Instructions to follow: Of the lines in the data below, count the ones holding the string "本大题共", and answer with that number only.

Records shown:
'''
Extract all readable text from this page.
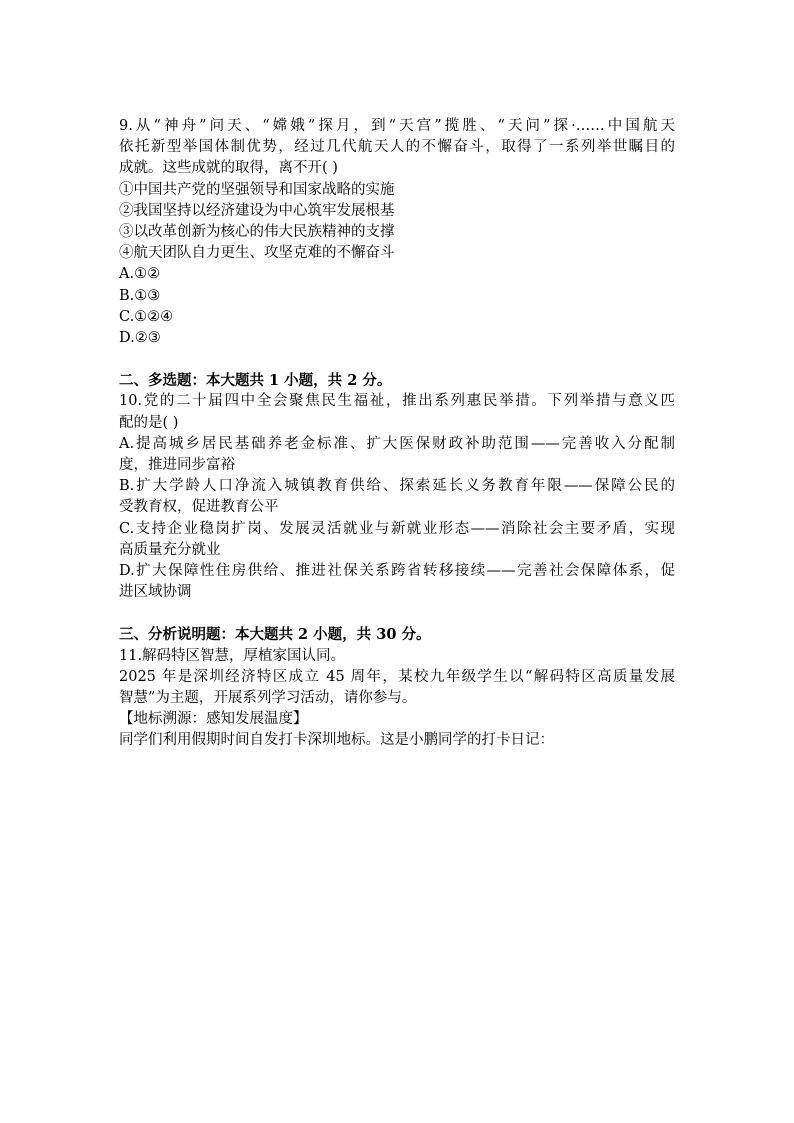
9.从“神舟”问天、“嫦娥”探月，到“天宫”揽胜、“天问”探·……中国航天
依托新型举国体制优势，经过几代航天人的不懈奋斗，取得了一系列举世瞩目的
成就。这些成就的取得，离不开( )
①中国共产党的坚强领导和国家战略的实施
②我国坚持以经济建设为中心筑牢发展根基
③以改革创新为核心的伟大民族精神的支撑
④航天团队自力更生、攻坚克难的不懈奋斗
A.①②
B.①③
C.①②④
D.②③
二、多选题：本大题共 1 小题，共 2 分。
10.党的二十届四中全会聚焦民生福祉，推出系列惠民举措。下列举措与意义匹
配的是( )
A.提高城乡居民基础养老金标准、扩大医保财政补助范围——完善收入分配制
度，推进同步富裕
B.扩大学龄人口净流入城镇教育供给、探索延长义务教育年限——保障公民的
受教育权，促进教育公平
C.支持企业稳岗扩岗、发展灵活就业与新就业形态——消除社会主要矛盾，实现
高质量充分就业
D.扩大保障性住房供给、推进社保关系跨省转移接续——完善社会保障体系，促
进区域协调
三、分析说明题：本大题共 2 小题，共 30 分。
11.解码特区智慧，厚植家国认同。
2025 年是深圳经济特区成立 45 周年，某校九年级学生以“解码特区高质量发展
智慧”为主题，开展系列学习活动，请你参与。
【地标溯源：感知发展温度】
同学们利用假期时间自发打卡深圳地标。这是小鹏同学的打卡日记：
'''
Result for this task: 2